Word for word, set down the records and skip each picture.
begin Dataset
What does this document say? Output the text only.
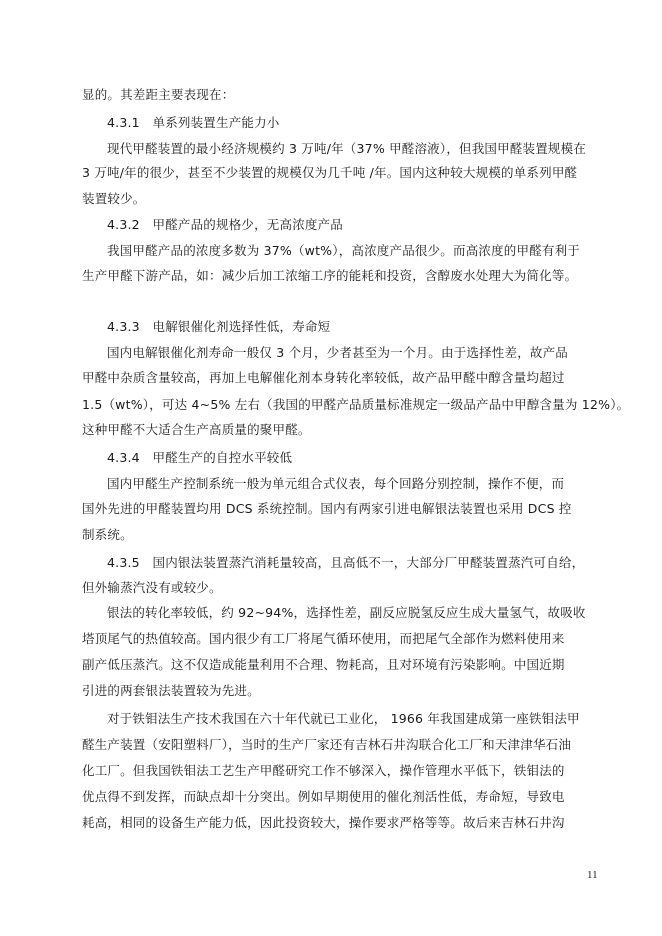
显的。其差距主要表现在：
4.3.1　单系列装置生产能力小
现代甲醛装置的最小经济规模约 3 万吨/年（37% 甲醛溶液），但我国甲醛装置规模在
3 万吨/年的很少，甚至不少装置的规模仅为几千吨 /年。国内这种较大规模的单系列甲醛
装置较少。
4.3.2　甲醛产品的规格少，无高浓度产品
我国甲醛产品的浓度多数为 37%（wt%），高浓度产品很少。而高浓度的甲醛有利于
生产甲醛下游产品，如：减少后加工浓缩工序的能耗和投资，含醇废水处理大为简化等。
4.3.3　电解银催化剂选择性低，寿命短
国内电解银催化剂寿命一般仅 3 个月，少者甚至为一个月。由于选择性差，故产品
甲醛中杂质含量较高，再加上电解催化剂本身转化率较低，故产品甲醛中醇含量均超过
1.5（wt%），可达 4~5% 左右（我国的甲醛产品质量标准规定一级品产品中甲醇含量为 12%）。
这种甲醛不大适合生产高质量的聚甲醛。
4.3.4　甲醛生产的自控水平较低
国内甲醛生产控制系统一般为单元组合式仪表，每个回路分别控制，操作不便，而
国外先进的甲醛装置均用 DCS 系统控制。国内有两家引进电解银法装置也采用 DCS 控
制系统。
4.3.5　国内银法装置蒸汽消耗量较高，且高低不一，大部分厂甲醛装置蒸汽可自给，
但外输蒸汽没有或较少。
银法的转化率较低，约 92~94%，选择性差，副反应脱氢反应生成大量氢气，故吸收
塔顶尾气的热值较高。国内很少有工厂将尾气循环使用，而把尾气全部作为燃料使用来
副产低压蒸汽。这不仅造成能量利用不合理、物耗高，且对环境有污染影响。中国近期
引进的两套银法装置较为先进。
对于铁钼法生产技术我国在六十年代就已工业化， 1966 年我国建成第一座铁钼法甲
醛生产装置（安阳塑料厂），当时的生产厂家还有吉林石井沟联合化工厂和天津津华石油
化工厂。但我国铁钼法工艺生产甲醛研究工作不够深入，操作管理水平低下，铁钼法的
优点得不到发挥，而缺点却十分突出。例如早期使用的催化剂活性低，寿命短，导致电
耗高，相同的设备生产能力低，因此投资较大，操作要求严格等等。故后来吉林石井沟
11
end Dataset
» Solution
What does this document say? Output the text only.
显的。其差距主要表现在：
4.3.1　单系列装置生产能力小
现代甲醛装置的最小经济规模约 3 万吨/年（37% 甲醛溶液），但我国甲醛装置规模在
3 万吨/年的很少，甚至不少装置的规模仅为几千吨 /年。国内这种较大规模的单系列甲醛
装置较少。
4.3.2　甲醛产品的规格少，无高浓度产品
我国甲醛产品的浓度多数为 37%（wt%），高浓度产品很少。而高浓度的甲醛有利于
生产甲醛下游产品，如：减少后加工浓缩工序的能耗和投资，含醇废水处理大为简化等。
4.3.3　电解银催化剂选择性低，寿命短
国内电解银催化剂寿命一般仅 3 个月，少者甚至为一个月。由于选择性差，故产品
甲醛中杂质含量较高，再加上电解催化剂本身转化率较低，故产品甲醛中醇含量均超过
1.5（wt%），可达 4~5% 左右（我国的甲醛产品质量标准规定一级品产品中甲醇含量为 12%）。
这种甲醛不大适合生产高质量的聚甲醛。
4.3.4　甲醛生产的自控水平较低
国内甲醛生产控制系统一般为单元组合式仪表，每个回路分别控制，操作不便，而
国外先进的甲醛装置均用 DCS 系统控制。国内有两家引进电解银法装置也采用 DCS 控
制系统。
4.3.5　国内银法装置蒸汽消耗量较高，且高低不一，大部分厂甲醛装置蒸汽可自给，
但外输蒸汽没有或较少。
银法的转化率较低，约 92~94%，选择性差，副反应脱氢反应生成大量氢气，故吸收
塔顶尾气的热值较高。国内很少有工厂将尾气循环使用，而把尾气全部作为燃料使用来
副产低压蒸汽。这不仅造成能量利用不合理、物耗高，且对环境有污染影响。中国近期
引进的两套银法装置较为先进。
对于铁钼法生产技术我国在六十年代就已工业化， 1966 年我国建成第一座铁钼法甲
醛生产装置（安阳塑料厂），当时的生产厂家还有吉林石井沟联合化工厂和天津津华石油
化工厂。但我国铁钼法工艺生产甲醛研究工作不够深入，操作管理水平低下，铁钼法的
优点得不到发挥，而缺点却十分突出。例如早期使用的催化剂活性低，寿命短，导致电
耗高，相同的设备生产能力低，因此投资较大，操作要求严格等等。故后来吉林石井沟
11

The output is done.